TASK TO COMPLETE =
Transcribe the listing word for word.

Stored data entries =
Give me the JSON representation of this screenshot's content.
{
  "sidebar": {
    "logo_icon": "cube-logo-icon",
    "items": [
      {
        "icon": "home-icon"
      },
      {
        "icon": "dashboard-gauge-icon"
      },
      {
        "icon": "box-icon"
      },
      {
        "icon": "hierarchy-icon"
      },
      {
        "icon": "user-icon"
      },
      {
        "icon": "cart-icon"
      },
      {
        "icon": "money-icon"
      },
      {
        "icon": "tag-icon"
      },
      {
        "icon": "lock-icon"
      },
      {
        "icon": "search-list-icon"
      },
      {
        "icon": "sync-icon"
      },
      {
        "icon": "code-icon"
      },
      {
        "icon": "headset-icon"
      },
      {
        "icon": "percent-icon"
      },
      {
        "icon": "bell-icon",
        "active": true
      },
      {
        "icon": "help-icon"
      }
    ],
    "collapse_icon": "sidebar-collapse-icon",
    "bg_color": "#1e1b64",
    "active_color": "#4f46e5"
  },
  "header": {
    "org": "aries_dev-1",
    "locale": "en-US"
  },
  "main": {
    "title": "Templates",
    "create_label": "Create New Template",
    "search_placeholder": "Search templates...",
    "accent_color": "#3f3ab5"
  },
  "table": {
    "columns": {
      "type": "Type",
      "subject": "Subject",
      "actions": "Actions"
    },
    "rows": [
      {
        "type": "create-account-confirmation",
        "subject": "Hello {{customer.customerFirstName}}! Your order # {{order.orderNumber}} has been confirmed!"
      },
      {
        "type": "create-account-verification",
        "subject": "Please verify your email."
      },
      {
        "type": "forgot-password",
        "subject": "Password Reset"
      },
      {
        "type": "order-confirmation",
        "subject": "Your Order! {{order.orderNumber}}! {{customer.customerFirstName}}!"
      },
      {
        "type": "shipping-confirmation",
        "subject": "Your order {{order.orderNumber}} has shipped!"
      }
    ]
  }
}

PROBLEM SOLUTION =
Give me the JSON representation of this screenshot's content.
{
  "sidebar": {
    "logo_icon": "cube-logo-icon",
    "items": [
      {
        "icon": "home-icon"
      },
      {
        "icon": "dashboard-gauge-icon"
      },
      {
        "icon": "box-icon"
      },
      {
        "icon": "hierarchy-icon"
      },
      {
        "icon": "user-icon"
      },
      {
        "icon": "cart-icon"
      },
      {
        "icon": "money-icon"
      },
      {
        "icon": "tag-icon"
      },
      {
        "icon": "lock-icon"
      },
      {
        "icon": "search-list-icon"
      },
      {
        "icon": "sync-icon"
      },
      {
        "icon": "code-icon"
      },
      {
        "icon": "headset-icon"
      },
      {
        "icon": "percent-icon"
      },
      {
        "icon": "bell-icon",
        "active": true
      },
      {
        "icon": "help-icon"
      }
    ],
    "collapse_icon": "sidebar-collapse-icon",
    "bg_color": "#1e1b64",
    "active_color": "#4f46e5"
  },
  "header": {
    "org": "aries_dev-1",
    "locale": "en-US"
  },
  "main": {
    "title": "Templates",
    "create_label": "Create New Template",
    "search_placeholder": "Search templates...",
    "accent_color": "#3f3ab5"
  },
  "table": {
    "columns": {
      "type": "Type",
      "subject": "Subject",
      "actions": "Actions"
    },
    "rows": [
      {
        "type": "create-account-confirmation",
        "subject": "Hello {{customer.customerFirstName}}! Your order # {{order.orderNumber}} has been confirmed!"
      },
      {
        "type": "create-account-verification",
        "subject": "Please verify your email."
      },
      {
        "type": "forgot-password",
        "subject": "Password Reset"
      },
      {
        "type": "order-confirmation",
        "subject": "Your Order! {{order.orderNumber}}! {{customer.customerFirstName}}!"
      },
      {
        "type": "shipping-confirmation",
        "subject": "Your order {{order.orderNumber}} has shipped!"
      }
    ]
  }
}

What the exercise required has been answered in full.